▸ OBJECTIVE
Copy out the entries below in full and exactly.

(Collected data entries)
-- start --

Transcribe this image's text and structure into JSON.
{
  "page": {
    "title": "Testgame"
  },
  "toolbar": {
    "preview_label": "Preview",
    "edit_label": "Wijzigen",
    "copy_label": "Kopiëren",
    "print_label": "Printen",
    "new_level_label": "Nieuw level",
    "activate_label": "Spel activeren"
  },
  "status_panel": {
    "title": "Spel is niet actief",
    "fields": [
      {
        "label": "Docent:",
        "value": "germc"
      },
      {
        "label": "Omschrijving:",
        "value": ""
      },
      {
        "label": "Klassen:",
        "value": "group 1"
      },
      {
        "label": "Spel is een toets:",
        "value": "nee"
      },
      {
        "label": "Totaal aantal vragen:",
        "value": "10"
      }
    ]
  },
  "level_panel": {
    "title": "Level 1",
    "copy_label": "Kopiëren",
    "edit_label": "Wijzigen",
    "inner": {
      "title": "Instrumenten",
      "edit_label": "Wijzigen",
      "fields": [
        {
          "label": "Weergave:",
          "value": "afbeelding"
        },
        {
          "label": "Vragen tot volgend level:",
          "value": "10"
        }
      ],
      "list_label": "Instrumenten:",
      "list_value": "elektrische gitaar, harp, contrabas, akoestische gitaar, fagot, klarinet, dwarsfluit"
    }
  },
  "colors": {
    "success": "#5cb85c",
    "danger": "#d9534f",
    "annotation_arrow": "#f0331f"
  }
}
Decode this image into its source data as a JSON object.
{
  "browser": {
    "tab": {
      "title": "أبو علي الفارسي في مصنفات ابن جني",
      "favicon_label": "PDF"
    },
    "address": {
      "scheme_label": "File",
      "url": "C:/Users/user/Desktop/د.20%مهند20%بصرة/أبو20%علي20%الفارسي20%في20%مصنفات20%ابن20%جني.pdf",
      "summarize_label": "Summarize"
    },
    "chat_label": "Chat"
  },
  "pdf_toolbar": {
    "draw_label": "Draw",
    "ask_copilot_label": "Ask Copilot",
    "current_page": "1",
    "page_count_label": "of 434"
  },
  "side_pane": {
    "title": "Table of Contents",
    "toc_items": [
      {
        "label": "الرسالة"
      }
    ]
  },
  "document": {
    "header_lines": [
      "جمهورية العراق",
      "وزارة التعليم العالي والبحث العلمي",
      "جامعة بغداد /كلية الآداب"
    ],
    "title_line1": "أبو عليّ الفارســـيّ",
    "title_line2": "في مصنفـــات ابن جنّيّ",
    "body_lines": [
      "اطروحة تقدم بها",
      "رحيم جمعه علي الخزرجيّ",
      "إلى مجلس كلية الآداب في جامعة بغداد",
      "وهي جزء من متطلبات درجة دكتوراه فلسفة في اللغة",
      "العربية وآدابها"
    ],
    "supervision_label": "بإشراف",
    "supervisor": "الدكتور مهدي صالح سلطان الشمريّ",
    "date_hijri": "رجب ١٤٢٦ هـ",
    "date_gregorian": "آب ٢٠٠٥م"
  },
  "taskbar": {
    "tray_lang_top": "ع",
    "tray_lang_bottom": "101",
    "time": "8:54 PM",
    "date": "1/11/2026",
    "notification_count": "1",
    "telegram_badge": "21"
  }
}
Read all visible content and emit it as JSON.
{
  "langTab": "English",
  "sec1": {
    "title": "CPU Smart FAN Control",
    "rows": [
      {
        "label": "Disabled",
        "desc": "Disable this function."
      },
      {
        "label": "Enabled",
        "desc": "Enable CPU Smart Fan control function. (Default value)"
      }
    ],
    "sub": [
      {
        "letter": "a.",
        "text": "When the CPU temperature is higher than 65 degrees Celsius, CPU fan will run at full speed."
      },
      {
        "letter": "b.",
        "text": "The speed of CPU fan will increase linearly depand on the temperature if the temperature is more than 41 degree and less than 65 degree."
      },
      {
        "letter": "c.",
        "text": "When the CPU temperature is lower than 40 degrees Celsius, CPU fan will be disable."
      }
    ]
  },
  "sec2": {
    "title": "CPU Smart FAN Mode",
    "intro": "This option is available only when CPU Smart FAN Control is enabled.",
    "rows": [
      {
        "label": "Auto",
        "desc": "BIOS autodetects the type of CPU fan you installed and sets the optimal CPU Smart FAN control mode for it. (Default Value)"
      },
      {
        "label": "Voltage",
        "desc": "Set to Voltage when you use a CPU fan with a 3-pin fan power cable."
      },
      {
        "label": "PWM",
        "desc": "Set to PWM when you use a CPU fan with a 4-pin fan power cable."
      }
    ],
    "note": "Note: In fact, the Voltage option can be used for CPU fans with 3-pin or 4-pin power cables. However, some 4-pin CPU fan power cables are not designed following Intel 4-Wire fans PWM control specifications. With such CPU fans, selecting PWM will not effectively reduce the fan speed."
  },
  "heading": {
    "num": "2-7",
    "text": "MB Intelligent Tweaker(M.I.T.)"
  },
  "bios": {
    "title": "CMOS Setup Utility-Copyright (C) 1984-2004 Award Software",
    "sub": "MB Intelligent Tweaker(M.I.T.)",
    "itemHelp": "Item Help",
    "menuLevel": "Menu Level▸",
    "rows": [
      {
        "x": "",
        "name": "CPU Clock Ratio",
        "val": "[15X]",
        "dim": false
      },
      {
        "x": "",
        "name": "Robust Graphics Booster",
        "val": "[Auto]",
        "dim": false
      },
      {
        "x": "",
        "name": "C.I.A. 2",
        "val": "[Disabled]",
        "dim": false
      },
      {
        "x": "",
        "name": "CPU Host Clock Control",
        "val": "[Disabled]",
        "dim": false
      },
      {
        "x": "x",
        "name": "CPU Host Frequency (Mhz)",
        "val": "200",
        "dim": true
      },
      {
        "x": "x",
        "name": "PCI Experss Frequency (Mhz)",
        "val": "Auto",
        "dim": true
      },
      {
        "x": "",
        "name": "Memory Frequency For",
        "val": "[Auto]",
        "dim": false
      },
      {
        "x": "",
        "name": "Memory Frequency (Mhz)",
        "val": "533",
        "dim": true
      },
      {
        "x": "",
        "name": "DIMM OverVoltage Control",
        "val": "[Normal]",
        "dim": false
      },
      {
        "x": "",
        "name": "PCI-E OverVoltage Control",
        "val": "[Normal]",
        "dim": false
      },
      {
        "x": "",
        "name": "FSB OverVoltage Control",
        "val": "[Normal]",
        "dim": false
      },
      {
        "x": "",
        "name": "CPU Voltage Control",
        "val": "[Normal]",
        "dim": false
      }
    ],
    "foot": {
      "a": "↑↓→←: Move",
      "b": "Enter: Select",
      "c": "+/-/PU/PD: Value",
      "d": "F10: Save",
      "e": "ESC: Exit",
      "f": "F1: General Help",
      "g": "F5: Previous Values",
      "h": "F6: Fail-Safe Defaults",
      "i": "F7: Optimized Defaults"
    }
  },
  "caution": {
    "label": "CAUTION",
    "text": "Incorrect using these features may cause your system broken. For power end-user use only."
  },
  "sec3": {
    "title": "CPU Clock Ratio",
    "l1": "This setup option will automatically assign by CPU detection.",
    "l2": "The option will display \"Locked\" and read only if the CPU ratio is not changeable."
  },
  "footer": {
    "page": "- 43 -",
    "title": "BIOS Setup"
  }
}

-- end --

▸ WORKED SOLUTION
Transcribe this image's text and structure into JSON.
{
  "page": {
    "title": "Testgame"
  },
  "toolbar": {
    "preview_label": "Preview",
    "edit_label": "Wijzigen",
    "copy_label": "Kopiëren",
    "print_label": "Printen",
    "new_level_label": "Nieuw level",
    "activate_label": "Spel activeren"
  },
  "status_panel": {
    "title": "Spel is niet actief",
    "fields": [
      {
        "label": "Docent:",
        "value": "germc"
      },
      {
        "label": "Omschrijving:",
        "value": ""
      },
      {
        "label": "Klassen:",
        "value": "group 1"
      },
      {
        "label": "Spel is een toets:",
        "value": "nee"
      },
      {
        "label": "Totaal aantal vragen:",
        "value": "10"
      }
    ]
  },
  "level_panel": {
    "title": "Level 1",
    "copy_label": "Kopiëren",
    "edit_label": "Wijzigen",
    "inner": {
      "title": "Instrumenten",
      "edit_label": "Wijzigen",
      "fields": [
        {
          "label": "Weergave:",
          "value": "afbeelding"
        },
        {
          "label": "Vragen tot volgend level:",
          "value": "10"
        }
      ],
      "list_label": "Instrumenten:",
      "list_value": "elektrische gitaar, harp, contrabas, akoestische gitaar, fagot, klarinet, dwarsfluit"
    }
  },
  "colors": {
    "success": "#5cb85c",
    "danger": "#d9534f",
    "annotation_arrow": "#f0331f"
  }
}
Decode this image into its source data as a JSON object.
{
  "browser": {
    "tab": {
      "title": "أبو علي الفارسي في مصنفات ابن جني",
      "favicon_label": "PDF"
    },
    "address": {
      "scheme_label": "File",
      "url": "C:/Users/user/Desktop/د.20%مهند20%بصرة/أبو20%علي20%الفارسي20%في20%مصنفات20%ابن20%جني.pdf",
      "summarize_label": "Summarize"
    },
    "chat_label": "Chat"
  },
  "pdf_toolbar": {
    "draw_label": "Draw",
    "ask_copilot_label": "Ask Copilot",
    "current_page": "1",
    "page_count_label": "of 434"
  },
  "side_pane": {
    "title": "Table of Contents",
    "toc_items": [
      {
        "label": "الرسالة"
      }
    ]
  },
  "document": {
    "header_lines": [
      "جمهورية العراق",
      "وزارة التعليم العالي والبحث العلمي",
      "جامعة بغداد /كلية الآداب"
    ],
    "title_line1": "أبو عليّ الفارســـيّ",
    "title_line2": "في مصنفـــات ابن جنّيّ",
    "body_lines": [
      "اطروحة تقدم بها",
      "رحيم جمعه علي الخزرجيّ",
      "إلى مجلس كلية الآداب في جامعة بغداد",
      "وهي جزء من متطلبات درجة دكتوراه فلسفة في اللغة",
      "العربية وآدابها"
    ],
    "supervision_label": "بإشراف",
    "supervisor": "الدكتور مهدي صالح سلطان الشمريّ",
    "date_hijri": "رجب ١٤٢٦ هـ",
    "date_gregorian": "آب ٢٠٠٥م"
  },
  "taskbar": {
    "tray_lang_top": "ع",
    "tray_lang_bottom": "101",
    "time": "8:54 PM",
    "date": "1/11/2026",
    "notification_count": "1",
    "telegram_badge": "21"
  }
}
Read all visible content and emit it as JSON.
{
  "langTab": "English",
  "sec1": {
    "title": "CPU Smart FAN Control",
    "rows": [
      {
        "label": "Disabled",
        "desc": "Disable this function."
      },
      {
        "label": "Enabled",
        "desc": "Enable CPU Smart Fan control function. (Default value)"
      }
    ],
    "sub": [
      {
        "letter": "a.",
        "text": "When the CPU temperature is higher than 65 degrees Celsius, CPU fan will run at full speed."
      },
      {
        "letter": "b.",
        "text": "The speed of CPU fan will increase linearly depand on the temperature if the temperature is more than 41 degree and less than 65 degree."
      },
      {
        "letter": "c.",
        "text": "When the CPU temperature is lower than 40 degrees Celsius, CPU fan will be disable."
      }
    ]
  },
  "sec2": {
    "title": "CPU Smart FAN Mode",
    "intro": "This option is available only when CPU Smart FAN Control is enabled.",
    "rows": [
      {
        "label": "Auto",
        "desc": "BIOS autodetects the type of CPU fan you installed and sets the optimal CPU Smart FAN control mode for it. (Default Value)"
      },
      {
        "label": "Voltage",
        "desc": "Set to Voltage when you use a CPU fan with a 3-pin fan power cable."
      },
      {
        "label": "PWM",
        "desc": "Set to PWM when you use a CPU fan with a 4-pin fan power cable."
      }
    ],
    "note": "Note: In fact, the Voltage option can be used for CPU fans with 3-pin or 4-pin power cables. However, some 4-pin CPU fan power cables are not designed following Intel 4-Wire fans PWM control specifications. With such CPU fans, selecting PWM will not effectively reduce the fan speed."
  },
  "heading": {
    "num": "2-7",
    "text": "MB Intelligent Tweaker(M.I.T.)"
  },
  "bios": {
    "title": "CMOS Setup Utility-Copyright (C) 1984-2004 Award Software",
    "sub": "MB Intelligent Tweaker(M.I.T.)",
    "itemHelp": "Item Help",
    "menuLevel": "Menu Level▸",
    "rows": [
      {
        "x": "",
        "name": "CPU Clock Ratio",
        "val": "[15X]",
        "dim": false
      },
      {
        "x": "",
        "name": "Robust Graphics Booster",
        "val": "[Auto]",
        "dim": false
      },
      {
        "x": "",
        "name": "C.I.A. 2",
        "val": "[Disabled]",
        "dim": false
      },
      {
        "x": "",
        "name": "CPU Host Clock Control",
        "val": "[Disabled]",
        "dim": false
      },
      {
        "x": "x",
        "name": "CPU Host Frequency (Mhz)",
        "val": "200",
        "dim": true
      },
      {
        "x": "x",
        "name": "PCI Experss Frequency (Mhz)",
        "val": "Auto",
        "dim": true
      },
      {
        "x": "",
        "name": "Memory Frequency For",
        "val": "[Auto]",
        "dim": false
      },
      {
        "x": "",
        "name": "Memory Frequency (Mhz)",
        "val": "533",
        "dim": true
      },
      {
        "x": "",
        "name": "DIMM OverVoltage Control",
        "val": "[Normal]",
        "dim": false
      },
      {
        "x": "",
        "name": "PCI-E OverVoltage Control",
        "val": "[Normal]",
        "dim": false
      },
      {
        "x": "",
        "name": "FSB OverVoltage Control",
        "val": "[Normal]",
        "dim": false
      },
      {
        "x": "",
        "name": "CPU Voltage Control",
        "val": "[Normal]",
        "dim": false
      }
    ],
    "foot": {
      "a": "↑↓→←: Move",
      "b": "Enter: Select",
      "c": "+/-/PU/PD: Value",
      "d": "F10: Save",
      "e": "ESC: Exit",
      "f": "F1: General Help",
      "g": "F5: Previous Values",
      "h": "F6: Fail-Safe Defaults",
      "i": "F7: Optimized Defaults"
    }
  },
  "caution": {
    "label": "CAUTION",
    "text": "Incorrect using these features may cause your system broken. For power end-user use only."
  },
  "sec3": {
    "title": "CPU Clock Ratio",
    "l1": "This setup option will automatically assign by CPU detection.",
    "l2": "The option will display \"Locked\" and read only if the CPU ratio is not changeable."
  },
  "footer": {
    "page": "- 43 -",
    "title": "BIOS Setup"
  }
}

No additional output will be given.